(Records that describe figures)
--- BEGIN ---
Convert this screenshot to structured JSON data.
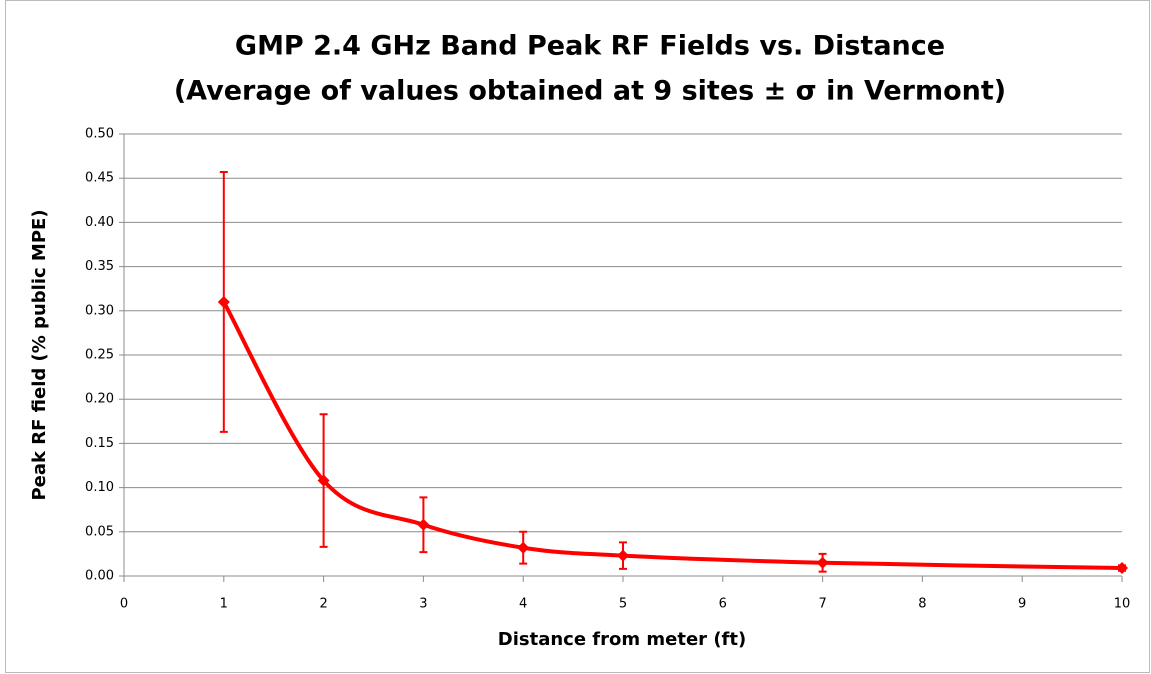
{
  "chart_data": {
    "type": "line",
    "title": "GMP 2.4 GHz Band Peak RF Fields vs. Distance",
    "subtitle": "(Average of values obtained at 9 sites ± σ in Vermont)",
    "x_label": "Distance from meter (ft)",
    "y_label": "Peak RF field (% public MPE)",
    "x": [
      1,
      2,
      3,
      4,
      5,
      7,
      10
    ],
    "series": [
      {
        "name": "Peak RF field",
        "color": "#ff0000",
        "values": [
          0.31,
          0.108,
          0.058,
          0.032,
          0.023,
          0.015,
          0.009
        ],
        "errors": [
          0.147,
          0.075,
          0.031,
          0.018,
          0.015,
          0.01,
          0.003
        ]
      }
    ],
    "xlim": [
      0,
      10
    ],
    "xticks": [
      0,
      1,
      2,
      3,
      4,
      5,
      6,
      7,
      8,
      9,
      10
    ],
    "ylim": [
      0,
      0.5
    ],
    "yticks": [
      {
        "value": 0,
        "label": "0.00"
      },
      0.05,
      {
        "value": 0.1,
        "label": "0.10"
      },
      0.15,
      {
        "value": 0.2,
        "label": "0.20"
      },
      0.25,
      {
        "value": 0.3,
        "label": "0.30"
      },
      0.35,
      {
        "value": 0.4,
        "label": "0.40"
      },
      0.45,
      {
        "value": 0.5,
        "label": "0.50"
      }
    ],
    "grid": true,
    "smooth": true
  }
}
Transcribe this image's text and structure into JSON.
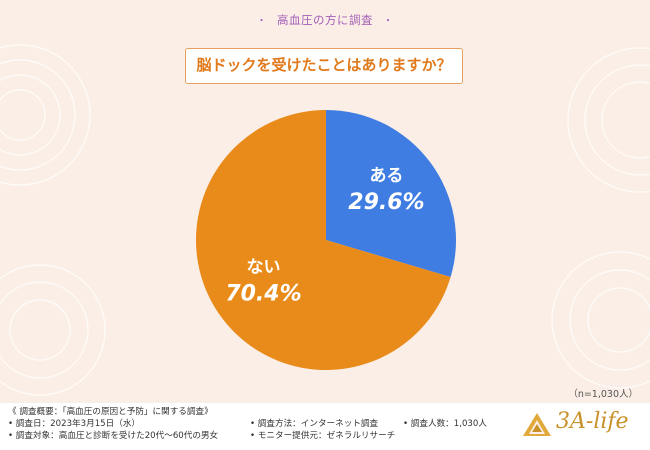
{
  "header": {
    "label": "高血圧の方に調査",
    "dot": "・"
  },
  "question": "脳ドックを受けたことはありますか？",
  "chart_data": {
    "type": "pie",
    "slices": [
      {
        "label": "ある",
        "value": 29.6,
        "display": "29.6%",
        "color": "#3f7de2"
      },
      {
        "label": "ない",
        "value": 70.4,
        "display": "70.4%",
        "color": "#e98b1a"
      }
    ],
    "start": "12 o'clock",
    "direction": "clockwise"
  },
  "sample_size": "（n=1,030人）",
  "footer": {
    "title": "《 調査概要：「高血圧の原因と予防」に関する調査》",
    "date": "• 調査日：2023年3月15日（水）",
    "target": "• 調査対象：高血圧と診断を受けた20代〜60代の男女",
    "method": "• 調査方法：インターネット調査",
    "provider": "• モニター提供元：ゼネラルリサーチ",
    "count": "• 調査人数：1,030人"
  },
  "logo": {
    "text": "3A-life",
    "color": "#c8912a"
  }
}
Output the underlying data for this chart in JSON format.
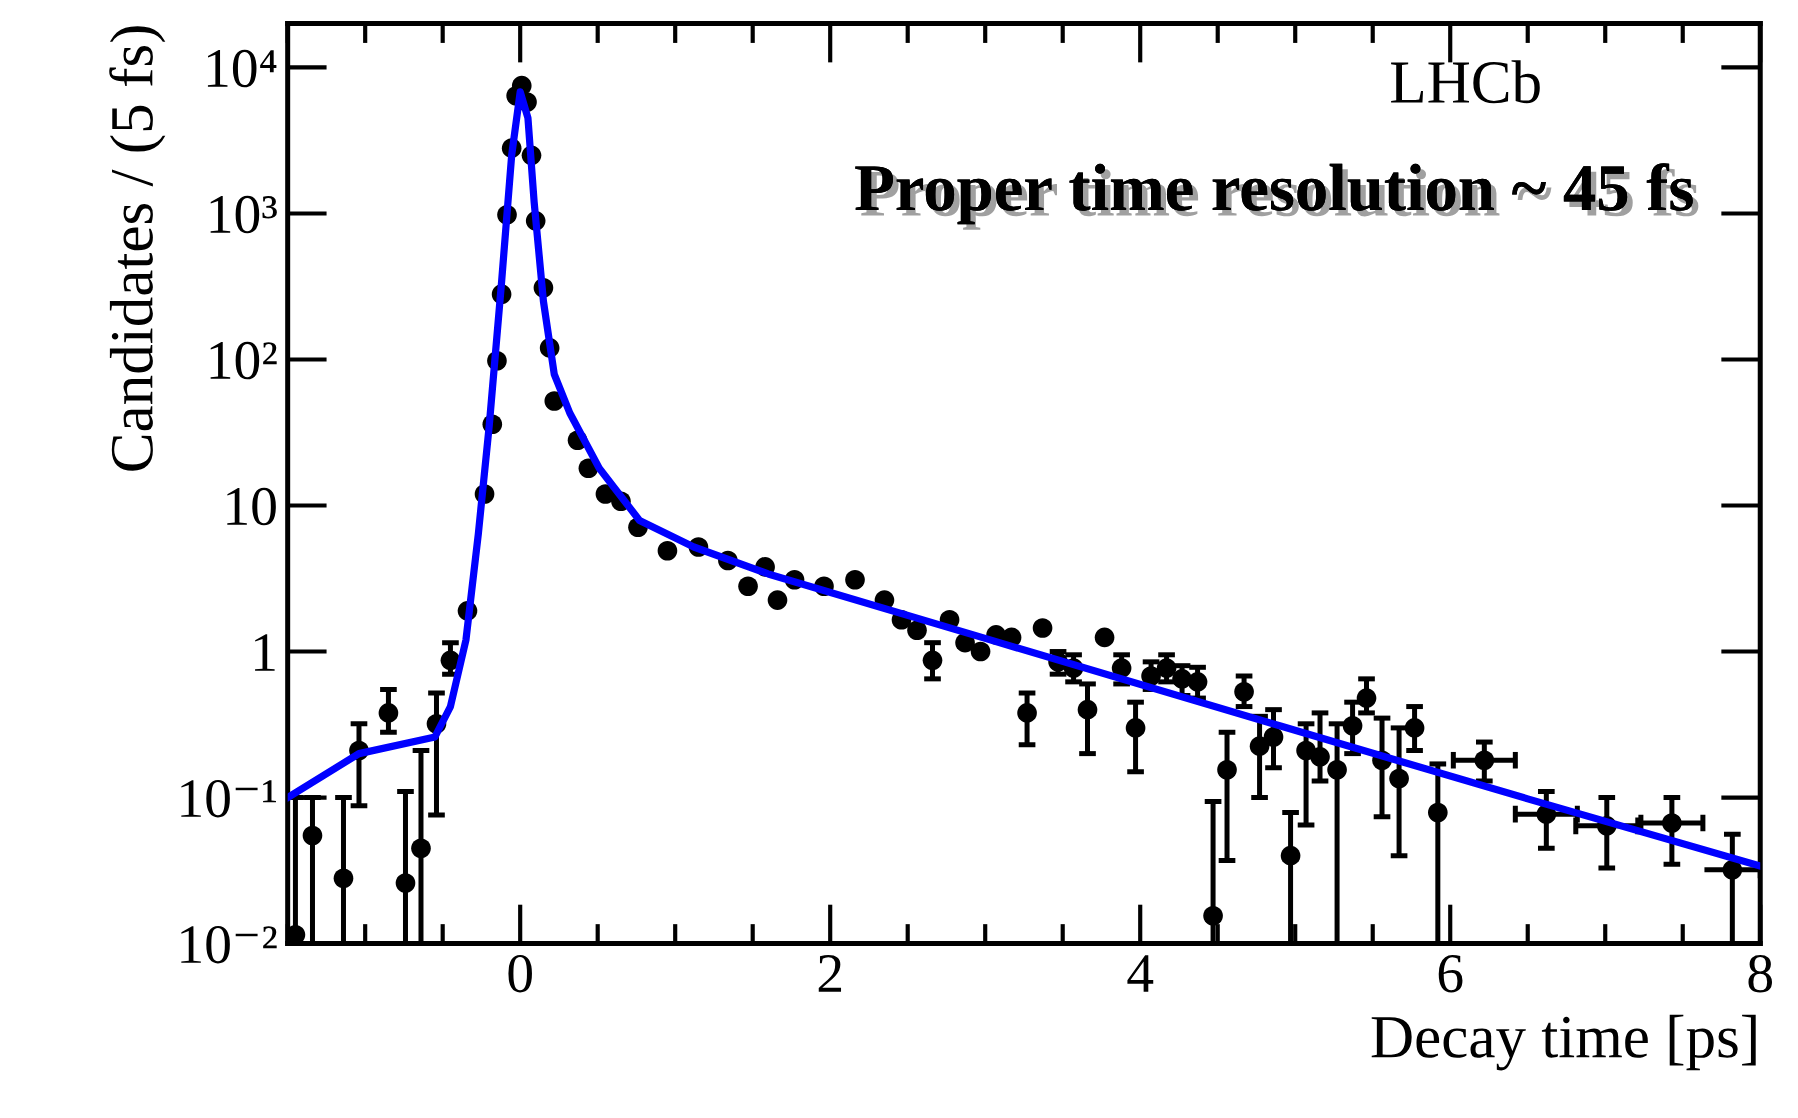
{
  "chart_data": {
    "type": "scatter",
    "xlabel": "Decay time [ps]",
    "ylabel": "Candidates / (5 fs)",
    "annotations": [
      "LHCb",
      "Proper time resolution ~ 45 fs"
    ],
    "xlim": [
      -1.5,
      8
    ],
    "xticks": [
      0,
      2,
      4,
      6,
      8
    ],
    "ylim": [
      0.01,
      20000
    ],
    "yticks": [
      {
        "value": 0.01,
        "label": "10⁻²"
      },
      {
        "value": 0.1,
        "label": "10⁻¹"
      },
      {
        "value": 1,
        "label": "1"
      },
      {
        "value": 10,
        "label": "10"
      },
      {
        "value": 100,
        "label": "10²"
      },
      {
        "value": 1000,
        "label": "10³"
      },
      {
        "value": 10000,
        "label": "10⁴"
      }
    ],
    "log": true,
    "grid": false,
    "legend": false,
    "series": [
      {
        "color": "#000000",
        "marker": "circle",
        "x": [
          -1.45,
          -1.34,
          -1.14,
          -1.04,
          -0.85,
          -0.74,
          -0.64,
          -0.54,
          -0.45,
          -0.34,
          -0.23,
          -0.18,
          -0.15,
          -0.12,
          -0.085,
          -0.055,
          -0.026,
          0.01,
          0.044,
          0.073,
          0.1,
          0.15,
          0.19,
          0.22,
          0.37,
          0.44,
          0.55,
          0.65,
          0.76,
          0.95,
          1.15,
          1.34,
          1.47,
          1.58,
          1.66,
          1.77,
          1.96,
          2.16,
          2.35,
          2.46,
          2.56,
          2.66,
          2.77,
          2.87,
          2.97,
          3.07,
          3.17,
          3.27,
          3.37,
          3.47,
          3.57,
          3.66,
          3.77,
          3.88,
          3.97,
          4.07,
          4.17,
          4.27,
          4.37,
          4.47,
          4.56,
          4.67,
          4.77,
          4.86,
          4.97,
          5.07,
          5.16,
          5.27,
          5.37,
          5.46,
          5.56,
          5.67,
          5.77,
          5.92,
          6.22,
          6.62,
          7.01,
          7.43,
          7.82
        ],
        "values": [
          0.0115,
          0.055,
          0.028,
          0.21,
          0.38,
          0.026,
          0.045,
          0.32,
          0.87,
          1.9,
          12,
          36,
          98,
          280,
          980,
          2800,
          6400,
          7500,
          5800,
          2500,
          890,
          310,
          120,
          52,
          28,
          18,
          12,
          10.7,
          7.1,
          4.9,
          5.2,
          4.2,
          2.8,
          3.8,
          2.25,
          3.1,
          2.8,
          3.1,
          2.25,
          1.65,
          1.4,
          0.87,
          1.65,
          1.15,
          1.0,
          1.3,
          1.25,
          0.38,
          1.45,
          0.85,
          0.77,
          0.4,
          1.25,
          0.77,
          0.3,
          0.68,
          0.77,
          0.65,
          0.62,
          0.0155,
          0.155,
          0.53,
          0.225,
          0.26,
          0.04,
          0.21,
          0.19,
          0.155,
          0.31,
          0.48,
          0.18,
          0.135,
          0.3,
          0.079,
          0.18,
          0.077,
          0.064,
          0.067,
          0.032
        ],
        "errors": [
          [
            0.01,
            0.1
          ],
          [
            0.01,
            0.1
          ],
          [
            0.01,
            0.1
          ],
          [
            0.088,
            0.32
          ],
          [
            0.28,
            0.55
          ],
          [
            0.01,
            0.11
          ],
          [
            0.01,
            0.21
          ],
          [
            0.076,
            0.52
          ],
          [
            0.7,
            1.15
          ],
          null,
          null,
          null,
          null,
          null,
          null,
          null,
          null,
          null,
          null,
          null,
          null,
          null,
          null,
          null,
          null,
          null,
          null,
          null,
          null,
          null,
          null,
          null,
          null,
          null,
          null,
          null,
          null,
          null,
          null,
          null,
          null,
          [
            0.65,
            1.15
          ],
          null,
          null,
          null,
          null,
          null,
          [
            0.23,
            0.52
          ],
          null,
          [
            0.7,
            1.0
          ],
          [
            0.62,
            0.95
          ],
          [
            0.2,
            0.6
          ],
          null,
          [
            0.6,
            0.95
          ],
          [
            0.15,
            0.45
          ],
          [
            0.55,
            0.85
          ],
          [
            0.62,
            0.95
          ],
          [
            0.5,
            0.8
          ],
          [
            0.48,
            0.78
          ],
          [
            0.01,
            0.094
          ],
          [
            0.037,
            0.28
          ],
          [
            0.42,
            0.68
          ],
          [
            0.1,
            0.36
          ],
          [
            0.16,
            0.4
          ],
          [
            0.01,
            0.079
          ],
          [
            0.065,
            0.32
          ],
          [
            0.13,
            0.38
          ],
          [
            0.01,
            0.32
          ],
          [
            0.2,
            0.45
          ],
          [
            0.38,
            0.65
          ],
          [
            0.074,
            0.35
          ],
          [
            0.04,
            0.3
          ],
          [
            0.21,
            0.42
          ],
          [
            0.01,
            0.17
          ],
          [
            0.13,
            0.24
          ],
          [
            0.045,
            0.11
          ],
          [
            0.033,
            0.1
          ],
          [
            0.035,
            0.1
          ],
          [
            0.01,
            0.056
          ]
        ],
        "xerrors": [
          null,
          null,
          null,
          null,
          null,
          null,
          null,
          null,
          null,
          null,
          null,
          null,
          null,
          null,
          null,
          null,
          null,
          null,
          null,
          null,
          null,
          null,
          null,
          null,
          null,
          null,
          null,
          null,
          null,
          null,
          null,
          null,
          null,
          null,
          null,
          null,
          null,
          null,
          null,
          null,
          null,
          null,
          null,
          null,
          null,
          null,
          null,
          null,
          null,
          null,
          null,
          null,
          null,
          null,
          null,
          null,
          null,
          null,
          null,
          null,
          null,
          null,
          null,
          null,
          null,
          null,
          null,
          null,
          null,
          null,
          null,
          null,
          null,
          null,
          0.2,
          0.2,
          0.2,
          0.2,
          0.18
        ]
      },
      {
        "type": "line",
        "color": "#0000ff",
        "x": [
          -1.5,
          -1.04,
          -0.55,
          -0.45,
          -0.35,
          -0.27,
          -0.2,
          -0.12,
          -0.055,
          0,
          0.05,
          0.09,
          0.15,
          0.22,
          0.32,
          0.51,
          0.77,
          1.12,
          1.6,
          3,
          4.9,
          6.5,
          8
        ],
        "values": [
          0.1,
          0.2,
          0.26,
          0.42,
          1.2,
          6.4,
          35,
          340,
          2500,
          6800,
          4500,
          1200,
          250,
          79,
          43,
          18,
          7.9,
          5.2,
          3.4,
          1.23,
          0.31,
          0.098,
          0.034
        ]
      }
    ]
  }
}
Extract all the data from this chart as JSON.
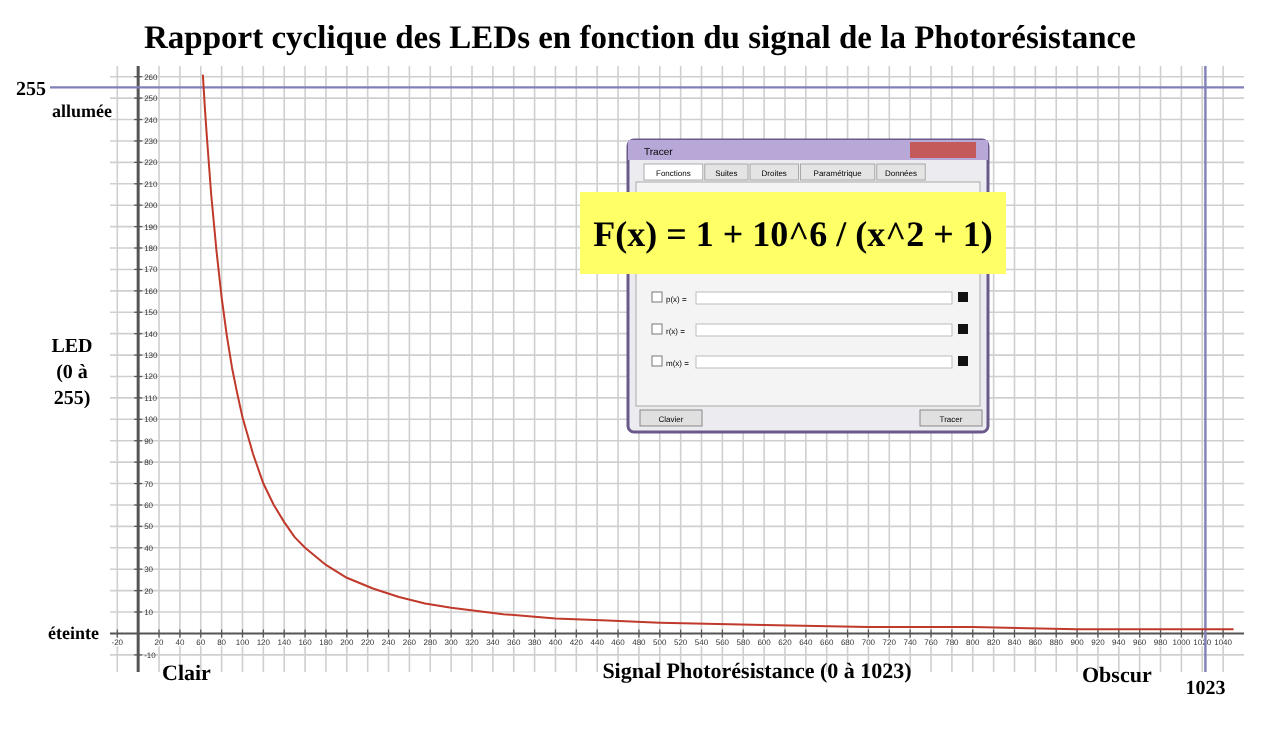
{
  "chart_data": {
    "type": "line",
    "title": "Rapport cyclique des LEDs en fonction du signal de la Photorésistance",
    "xlabel": "Signal Photorésistance (0 à 1023)",
    "ylabel": "LED (0 à 255)",
    "series": [
      {
        "color": "#c0392b",
        "x": [
          62,
          64,
          66,
          70,
          75,
          80,
          85,
          90,
          95,
          100,
          110,
          120,
          130,
          140,
          150,
          160,
          180,
          200,
          225,
          250,
          275,
          300,
          350,
          400,
          450,
          500,
          600,
          700,
          800,
          900,
          1000,
          1050
        ],
        "values": [
          261,
          245,
          231,
          205,
          179,
          157,
          139,
          124,
          112,
          101,
          84,
          70,
          60,
          52,
          45,
          40,
          32,
          26,
          21,
          17,
          14,
          12,
          9,
          7,
          6,
          5,
          4,
          3,
          3,
          2,
          2,
          2
        ]
      }
    ],
    "xlim": [
      -27,
      1060
    ],
    "ylim": [
      -18,
      265
    ],
    "xticks": [
      -20,
      20,
      40,
      60,
      80,
      100,
      120,
      140,
      160,
      180,
      200,
      220,
      240,
      260,
      280,
      300,
      320,
      340,
      360,
      380,
      400,
      420,
      440,
      460,
      480,
      500,
      520,
      540,
      560,
      580,
      600,
      620,
      640,
      660,
      680,
      700,
      720,
      740,
      760,
      780,
      800,
      820,
      840,
      860,
      880,
      900,
      920,
      940,
      960,
      980,
      1000,
      1020,
      1040
    ],
    "yticks": [
      -10,
      10,
      20,
      30,
      40,
      50,
      60,
      70,
      80,
      90,
      100,
      110,
      120,
      130,
      140,
      150,
      160,
      170,
      180,
      190,
      200,
      210,
      220,
      230,
      240,
      250,
      260
    ],
    "grid": true,
    "marker": "none",
    "line_style": "solid",
    "ref_lines": [
      {
        "axis": "y",
        "value": 255,
        "label": "255",
        "color": "#8080b8"
      },
      {
        "axis": "x",
        "value": 1023,
        "label": "1023",
        "color": "#8080b8"
      }
    ],
    "annotations": [
      "allumée",
      "éteinte",
      "Clair",
      "Obscur",
      "F(x) = 1 + 10^6 / (x^2 + 1)",
      "Tracer",
      "Fonctions",
      "Suites",
      "Droites",
      "Paramétrique",
      "Données",
      "p(x) =",
      "r(x) =",
      "m(x) =",
      "Clavier",
      "Tracer"
    ]
  }
}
--- END ---
Pick out the lines above containing the word "true", then copy them.

    "grid": true,
    "smooth": true
    "log": true,
    "grid": true,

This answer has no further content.